> EXERCISE DIRECTIONS
Report how many lines in the listing below include the word "κατὰ". Write nothing besides the number.

> RECORDED INFORMATION
-=-=-=-=-
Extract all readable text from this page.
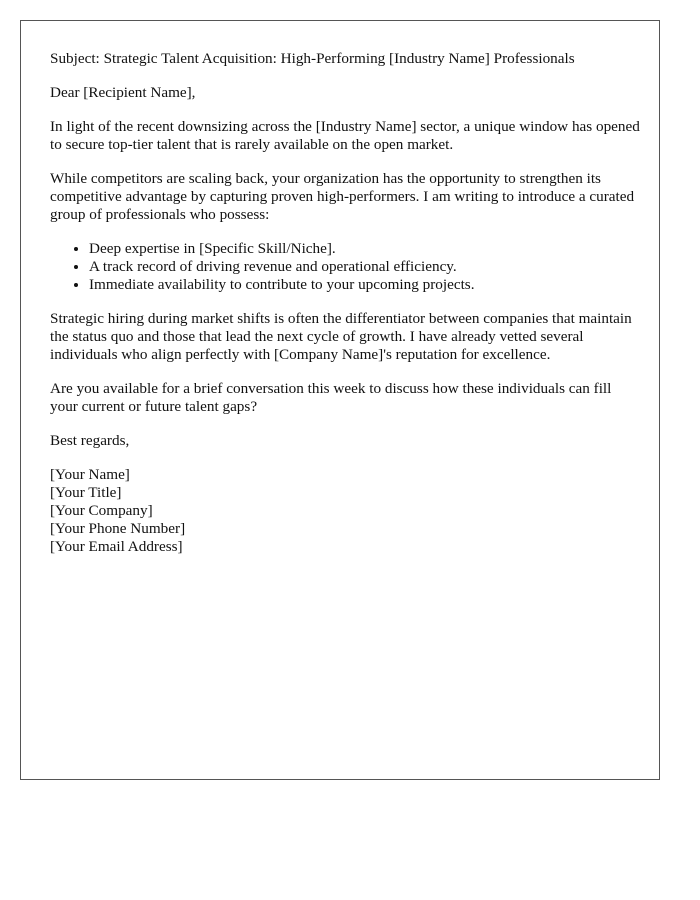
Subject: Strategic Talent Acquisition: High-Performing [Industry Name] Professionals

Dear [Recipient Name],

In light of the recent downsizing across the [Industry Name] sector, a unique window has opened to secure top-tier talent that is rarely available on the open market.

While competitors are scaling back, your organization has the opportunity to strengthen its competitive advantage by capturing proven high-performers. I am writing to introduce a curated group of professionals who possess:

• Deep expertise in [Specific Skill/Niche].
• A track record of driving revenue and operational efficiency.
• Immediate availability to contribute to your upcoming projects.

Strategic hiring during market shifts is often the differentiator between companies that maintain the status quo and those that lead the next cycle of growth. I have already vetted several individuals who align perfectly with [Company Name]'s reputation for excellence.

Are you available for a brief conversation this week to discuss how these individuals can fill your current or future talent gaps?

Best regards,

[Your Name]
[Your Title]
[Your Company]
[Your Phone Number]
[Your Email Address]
-=-=-=-=-
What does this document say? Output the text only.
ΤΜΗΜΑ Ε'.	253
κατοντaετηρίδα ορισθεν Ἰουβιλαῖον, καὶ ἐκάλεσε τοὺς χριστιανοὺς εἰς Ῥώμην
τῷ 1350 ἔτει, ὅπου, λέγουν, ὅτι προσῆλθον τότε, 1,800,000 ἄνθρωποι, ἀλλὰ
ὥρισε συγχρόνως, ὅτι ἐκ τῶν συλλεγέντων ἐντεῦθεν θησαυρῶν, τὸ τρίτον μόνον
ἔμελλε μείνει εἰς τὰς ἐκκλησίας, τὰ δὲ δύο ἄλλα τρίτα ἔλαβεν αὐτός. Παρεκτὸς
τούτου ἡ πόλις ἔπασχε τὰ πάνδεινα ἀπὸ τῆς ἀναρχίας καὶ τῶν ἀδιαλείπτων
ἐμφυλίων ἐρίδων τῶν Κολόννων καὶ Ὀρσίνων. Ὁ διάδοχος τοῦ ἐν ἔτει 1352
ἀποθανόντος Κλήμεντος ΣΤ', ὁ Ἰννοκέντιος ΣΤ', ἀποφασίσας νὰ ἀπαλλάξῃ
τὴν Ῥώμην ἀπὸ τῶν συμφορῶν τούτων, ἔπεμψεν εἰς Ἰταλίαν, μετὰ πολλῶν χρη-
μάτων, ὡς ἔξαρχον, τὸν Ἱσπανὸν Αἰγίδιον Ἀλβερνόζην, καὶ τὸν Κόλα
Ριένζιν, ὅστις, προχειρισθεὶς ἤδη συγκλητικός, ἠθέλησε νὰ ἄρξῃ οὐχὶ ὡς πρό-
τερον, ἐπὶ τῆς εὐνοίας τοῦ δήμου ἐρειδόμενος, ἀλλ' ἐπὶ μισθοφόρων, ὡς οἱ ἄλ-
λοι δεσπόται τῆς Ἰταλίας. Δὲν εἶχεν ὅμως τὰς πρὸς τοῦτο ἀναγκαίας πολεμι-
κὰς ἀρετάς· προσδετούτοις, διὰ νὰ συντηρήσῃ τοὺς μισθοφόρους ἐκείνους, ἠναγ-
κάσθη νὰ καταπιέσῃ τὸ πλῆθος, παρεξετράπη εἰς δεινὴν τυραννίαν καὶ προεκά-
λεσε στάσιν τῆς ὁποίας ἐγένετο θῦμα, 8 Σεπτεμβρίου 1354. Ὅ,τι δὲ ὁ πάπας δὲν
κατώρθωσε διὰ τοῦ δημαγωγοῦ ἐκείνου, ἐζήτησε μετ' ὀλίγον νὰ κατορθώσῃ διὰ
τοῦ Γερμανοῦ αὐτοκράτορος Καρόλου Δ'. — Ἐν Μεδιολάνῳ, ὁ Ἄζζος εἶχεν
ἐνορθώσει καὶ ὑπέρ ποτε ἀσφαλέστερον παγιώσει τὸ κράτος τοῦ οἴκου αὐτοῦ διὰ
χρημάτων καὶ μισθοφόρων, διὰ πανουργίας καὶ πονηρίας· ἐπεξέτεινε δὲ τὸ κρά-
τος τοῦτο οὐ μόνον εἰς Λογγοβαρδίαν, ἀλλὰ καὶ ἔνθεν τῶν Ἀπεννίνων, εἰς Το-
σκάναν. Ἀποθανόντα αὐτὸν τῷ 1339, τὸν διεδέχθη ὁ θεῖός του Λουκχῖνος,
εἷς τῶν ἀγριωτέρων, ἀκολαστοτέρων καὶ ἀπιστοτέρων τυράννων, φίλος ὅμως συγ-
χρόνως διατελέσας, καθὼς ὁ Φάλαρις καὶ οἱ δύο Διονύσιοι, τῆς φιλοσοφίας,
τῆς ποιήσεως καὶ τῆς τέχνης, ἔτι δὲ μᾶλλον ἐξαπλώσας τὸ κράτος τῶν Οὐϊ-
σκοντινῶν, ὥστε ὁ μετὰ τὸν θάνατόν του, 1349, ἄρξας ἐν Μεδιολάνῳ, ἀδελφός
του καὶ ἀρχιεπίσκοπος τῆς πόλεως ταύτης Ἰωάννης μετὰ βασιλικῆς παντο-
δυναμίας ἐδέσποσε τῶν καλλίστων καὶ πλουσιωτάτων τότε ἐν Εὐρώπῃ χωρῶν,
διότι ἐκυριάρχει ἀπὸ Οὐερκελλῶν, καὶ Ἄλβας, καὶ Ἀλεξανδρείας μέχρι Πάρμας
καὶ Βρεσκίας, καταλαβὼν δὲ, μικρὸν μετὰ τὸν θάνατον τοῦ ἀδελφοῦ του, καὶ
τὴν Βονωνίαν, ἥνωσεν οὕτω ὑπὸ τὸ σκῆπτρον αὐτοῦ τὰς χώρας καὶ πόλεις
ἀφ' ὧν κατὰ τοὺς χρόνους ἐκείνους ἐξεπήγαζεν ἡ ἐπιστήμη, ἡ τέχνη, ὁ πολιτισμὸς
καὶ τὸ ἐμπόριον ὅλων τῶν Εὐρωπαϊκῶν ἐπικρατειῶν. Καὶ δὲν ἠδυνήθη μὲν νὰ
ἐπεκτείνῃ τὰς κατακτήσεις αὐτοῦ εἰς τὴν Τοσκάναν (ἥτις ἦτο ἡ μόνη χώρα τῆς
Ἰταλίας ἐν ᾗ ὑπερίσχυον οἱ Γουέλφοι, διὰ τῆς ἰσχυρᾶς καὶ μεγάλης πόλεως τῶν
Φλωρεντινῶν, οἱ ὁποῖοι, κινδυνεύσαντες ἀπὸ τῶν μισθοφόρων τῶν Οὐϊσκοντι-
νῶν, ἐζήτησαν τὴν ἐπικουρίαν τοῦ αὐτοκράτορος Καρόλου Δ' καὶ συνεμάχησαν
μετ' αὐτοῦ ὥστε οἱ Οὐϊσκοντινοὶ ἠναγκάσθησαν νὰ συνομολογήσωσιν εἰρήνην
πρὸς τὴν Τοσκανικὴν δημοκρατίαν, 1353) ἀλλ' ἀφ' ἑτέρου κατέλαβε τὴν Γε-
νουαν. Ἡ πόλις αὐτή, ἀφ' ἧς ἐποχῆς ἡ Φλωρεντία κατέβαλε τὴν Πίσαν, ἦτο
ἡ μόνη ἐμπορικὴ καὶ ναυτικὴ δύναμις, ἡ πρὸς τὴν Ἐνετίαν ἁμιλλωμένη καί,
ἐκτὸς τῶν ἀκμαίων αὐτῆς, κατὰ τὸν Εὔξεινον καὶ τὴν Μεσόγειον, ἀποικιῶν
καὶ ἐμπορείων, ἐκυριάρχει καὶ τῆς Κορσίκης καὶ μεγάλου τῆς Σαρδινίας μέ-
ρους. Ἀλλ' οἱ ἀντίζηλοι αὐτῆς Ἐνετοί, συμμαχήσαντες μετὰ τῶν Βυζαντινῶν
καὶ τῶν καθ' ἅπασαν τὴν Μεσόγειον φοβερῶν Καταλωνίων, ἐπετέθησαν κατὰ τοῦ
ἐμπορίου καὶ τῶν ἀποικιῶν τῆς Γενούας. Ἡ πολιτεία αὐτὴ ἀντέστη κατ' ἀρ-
-=-=-=-=-
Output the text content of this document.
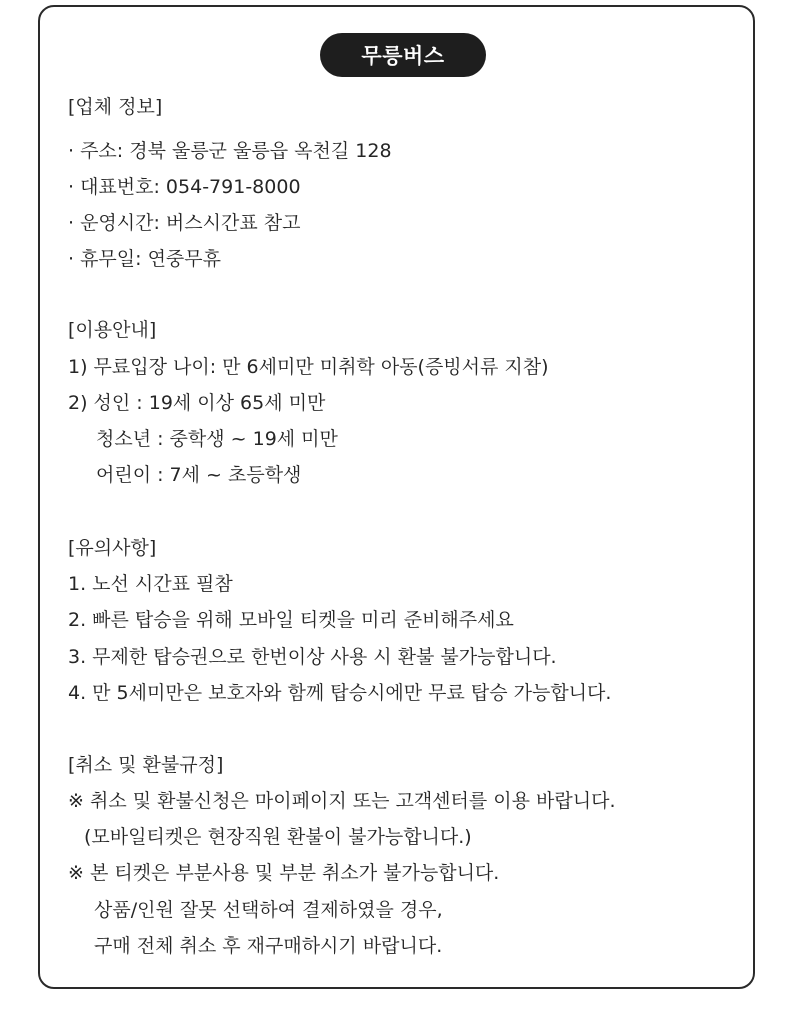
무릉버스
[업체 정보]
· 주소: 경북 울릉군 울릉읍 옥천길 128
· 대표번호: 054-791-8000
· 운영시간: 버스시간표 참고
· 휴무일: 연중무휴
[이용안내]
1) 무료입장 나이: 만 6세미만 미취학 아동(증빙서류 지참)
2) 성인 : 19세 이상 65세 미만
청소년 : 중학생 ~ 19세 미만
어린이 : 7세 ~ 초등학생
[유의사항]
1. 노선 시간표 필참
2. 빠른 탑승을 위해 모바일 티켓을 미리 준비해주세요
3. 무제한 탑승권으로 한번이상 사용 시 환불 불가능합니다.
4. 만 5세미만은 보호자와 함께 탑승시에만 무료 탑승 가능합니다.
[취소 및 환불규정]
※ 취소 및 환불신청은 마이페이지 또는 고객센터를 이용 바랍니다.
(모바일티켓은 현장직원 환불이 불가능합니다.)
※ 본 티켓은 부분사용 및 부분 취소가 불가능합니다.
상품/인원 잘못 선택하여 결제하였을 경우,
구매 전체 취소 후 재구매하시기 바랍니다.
-=-=-=-=-
> THE ANSWER
3